Gather every line that includes the word "this", please.

-- start SUPPLIED ENTRIES --

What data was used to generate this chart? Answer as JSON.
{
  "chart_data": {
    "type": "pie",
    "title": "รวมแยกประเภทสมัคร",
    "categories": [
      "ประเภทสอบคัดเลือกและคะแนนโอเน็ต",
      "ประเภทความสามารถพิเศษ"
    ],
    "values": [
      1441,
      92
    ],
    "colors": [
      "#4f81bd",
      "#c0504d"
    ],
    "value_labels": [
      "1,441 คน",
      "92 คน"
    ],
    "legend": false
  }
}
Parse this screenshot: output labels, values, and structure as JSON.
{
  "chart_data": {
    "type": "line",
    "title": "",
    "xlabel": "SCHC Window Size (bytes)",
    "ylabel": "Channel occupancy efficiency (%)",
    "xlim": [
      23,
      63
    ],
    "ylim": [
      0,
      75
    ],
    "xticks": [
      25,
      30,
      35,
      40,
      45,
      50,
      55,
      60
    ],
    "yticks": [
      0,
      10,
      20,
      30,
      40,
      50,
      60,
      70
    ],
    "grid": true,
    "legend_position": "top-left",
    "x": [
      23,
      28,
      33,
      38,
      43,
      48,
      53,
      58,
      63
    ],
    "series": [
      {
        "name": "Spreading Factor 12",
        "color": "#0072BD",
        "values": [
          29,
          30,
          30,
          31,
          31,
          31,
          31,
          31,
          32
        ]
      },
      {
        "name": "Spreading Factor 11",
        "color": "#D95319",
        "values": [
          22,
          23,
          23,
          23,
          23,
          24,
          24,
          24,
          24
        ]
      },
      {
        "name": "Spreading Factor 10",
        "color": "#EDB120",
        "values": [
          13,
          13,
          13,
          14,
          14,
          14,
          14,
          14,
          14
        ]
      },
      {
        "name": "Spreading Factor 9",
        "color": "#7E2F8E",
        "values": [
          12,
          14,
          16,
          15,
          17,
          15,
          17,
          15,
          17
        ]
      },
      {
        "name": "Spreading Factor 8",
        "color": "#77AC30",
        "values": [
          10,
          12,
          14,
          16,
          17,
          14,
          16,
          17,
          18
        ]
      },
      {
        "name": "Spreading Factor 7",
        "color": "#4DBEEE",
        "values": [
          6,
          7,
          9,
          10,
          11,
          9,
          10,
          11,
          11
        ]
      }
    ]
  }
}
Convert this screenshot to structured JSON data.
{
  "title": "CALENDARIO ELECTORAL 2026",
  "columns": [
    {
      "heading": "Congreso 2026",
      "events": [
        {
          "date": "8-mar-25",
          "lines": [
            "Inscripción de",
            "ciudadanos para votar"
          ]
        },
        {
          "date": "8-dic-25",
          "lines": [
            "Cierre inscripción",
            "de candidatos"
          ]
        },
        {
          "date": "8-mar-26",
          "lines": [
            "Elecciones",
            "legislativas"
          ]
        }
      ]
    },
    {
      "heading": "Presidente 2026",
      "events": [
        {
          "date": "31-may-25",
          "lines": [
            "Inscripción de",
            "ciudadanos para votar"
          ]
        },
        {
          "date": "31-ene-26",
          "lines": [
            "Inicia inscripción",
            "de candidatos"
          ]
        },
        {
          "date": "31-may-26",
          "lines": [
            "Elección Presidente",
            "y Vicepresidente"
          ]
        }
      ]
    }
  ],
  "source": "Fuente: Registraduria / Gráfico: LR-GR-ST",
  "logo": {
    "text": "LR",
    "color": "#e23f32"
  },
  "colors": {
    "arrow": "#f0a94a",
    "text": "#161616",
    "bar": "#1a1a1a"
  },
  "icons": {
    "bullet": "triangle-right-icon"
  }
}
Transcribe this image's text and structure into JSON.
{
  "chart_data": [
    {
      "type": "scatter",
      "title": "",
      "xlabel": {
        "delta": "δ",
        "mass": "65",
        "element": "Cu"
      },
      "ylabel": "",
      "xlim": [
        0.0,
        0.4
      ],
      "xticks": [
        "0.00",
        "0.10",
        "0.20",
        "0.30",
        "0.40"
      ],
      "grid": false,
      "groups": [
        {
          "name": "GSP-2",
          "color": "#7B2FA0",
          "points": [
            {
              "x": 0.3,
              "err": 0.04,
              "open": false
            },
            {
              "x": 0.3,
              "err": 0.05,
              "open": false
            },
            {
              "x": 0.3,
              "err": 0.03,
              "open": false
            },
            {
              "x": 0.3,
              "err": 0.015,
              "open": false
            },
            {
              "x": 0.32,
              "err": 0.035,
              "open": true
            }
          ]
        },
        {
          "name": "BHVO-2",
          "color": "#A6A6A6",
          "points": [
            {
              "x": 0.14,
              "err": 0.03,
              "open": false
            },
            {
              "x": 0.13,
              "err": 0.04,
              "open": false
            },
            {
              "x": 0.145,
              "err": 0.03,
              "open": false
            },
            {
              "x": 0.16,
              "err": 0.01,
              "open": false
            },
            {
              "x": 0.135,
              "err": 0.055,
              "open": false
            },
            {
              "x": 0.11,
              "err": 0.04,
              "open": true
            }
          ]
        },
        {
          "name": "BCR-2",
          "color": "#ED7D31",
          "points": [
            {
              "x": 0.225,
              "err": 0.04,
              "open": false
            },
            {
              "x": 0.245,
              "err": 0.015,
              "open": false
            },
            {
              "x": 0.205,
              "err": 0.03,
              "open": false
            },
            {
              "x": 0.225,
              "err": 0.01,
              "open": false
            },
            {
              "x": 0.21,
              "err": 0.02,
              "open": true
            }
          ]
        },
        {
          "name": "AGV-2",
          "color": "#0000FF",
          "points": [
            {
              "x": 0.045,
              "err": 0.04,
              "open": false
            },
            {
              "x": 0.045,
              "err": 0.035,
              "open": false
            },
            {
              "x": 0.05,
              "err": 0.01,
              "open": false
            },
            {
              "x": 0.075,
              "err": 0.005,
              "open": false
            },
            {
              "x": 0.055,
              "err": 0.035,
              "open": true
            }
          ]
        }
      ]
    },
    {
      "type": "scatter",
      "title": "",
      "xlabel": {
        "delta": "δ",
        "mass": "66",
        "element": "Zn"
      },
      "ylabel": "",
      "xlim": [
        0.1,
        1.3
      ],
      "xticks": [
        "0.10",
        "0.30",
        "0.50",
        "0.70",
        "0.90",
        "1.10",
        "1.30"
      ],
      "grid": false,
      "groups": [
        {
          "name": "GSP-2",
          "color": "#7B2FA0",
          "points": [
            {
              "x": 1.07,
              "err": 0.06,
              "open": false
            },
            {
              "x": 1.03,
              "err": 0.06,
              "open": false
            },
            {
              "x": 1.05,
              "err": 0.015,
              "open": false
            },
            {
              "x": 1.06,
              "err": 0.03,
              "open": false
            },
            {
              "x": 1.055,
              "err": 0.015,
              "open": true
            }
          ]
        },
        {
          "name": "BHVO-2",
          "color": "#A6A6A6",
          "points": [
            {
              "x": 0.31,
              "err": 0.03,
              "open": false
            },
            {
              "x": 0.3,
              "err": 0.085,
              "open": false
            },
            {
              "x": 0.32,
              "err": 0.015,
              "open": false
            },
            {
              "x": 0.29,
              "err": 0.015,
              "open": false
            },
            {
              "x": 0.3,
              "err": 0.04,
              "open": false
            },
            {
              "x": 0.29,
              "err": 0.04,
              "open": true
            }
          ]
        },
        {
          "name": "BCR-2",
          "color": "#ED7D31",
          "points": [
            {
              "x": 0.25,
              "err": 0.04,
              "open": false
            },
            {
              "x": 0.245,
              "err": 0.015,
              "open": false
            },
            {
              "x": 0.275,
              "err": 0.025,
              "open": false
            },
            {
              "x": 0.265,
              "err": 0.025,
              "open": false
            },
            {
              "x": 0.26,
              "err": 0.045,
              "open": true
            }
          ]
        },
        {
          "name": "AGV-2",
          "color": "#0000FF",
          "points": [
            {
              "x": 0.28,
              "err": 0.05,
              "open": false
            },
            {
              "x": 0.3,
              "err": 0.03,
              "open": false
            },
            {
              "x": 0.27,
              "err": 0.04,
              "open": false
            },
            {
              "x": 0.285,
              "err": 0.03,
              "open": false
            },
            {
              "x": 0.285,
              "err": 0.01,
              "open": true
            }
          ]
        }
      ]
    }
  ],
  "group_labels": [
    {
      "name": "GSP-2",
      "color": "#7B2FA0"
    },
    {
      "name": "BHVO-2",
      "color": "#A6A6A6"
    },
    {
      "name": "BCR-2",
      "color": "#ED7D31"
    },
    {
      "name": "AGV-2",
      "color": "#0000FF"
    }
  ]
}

-- end SUPPLIED ENTRIES --

### [RESPONSE TO THE EXERCISE]
What data was used to generate this chart? Answer as JSON.
Parse this screenshot: output labels, values, and structure as JSON.
Convert this screenshot to structured JSON data.
Transcribe this image's text and structure into JSON.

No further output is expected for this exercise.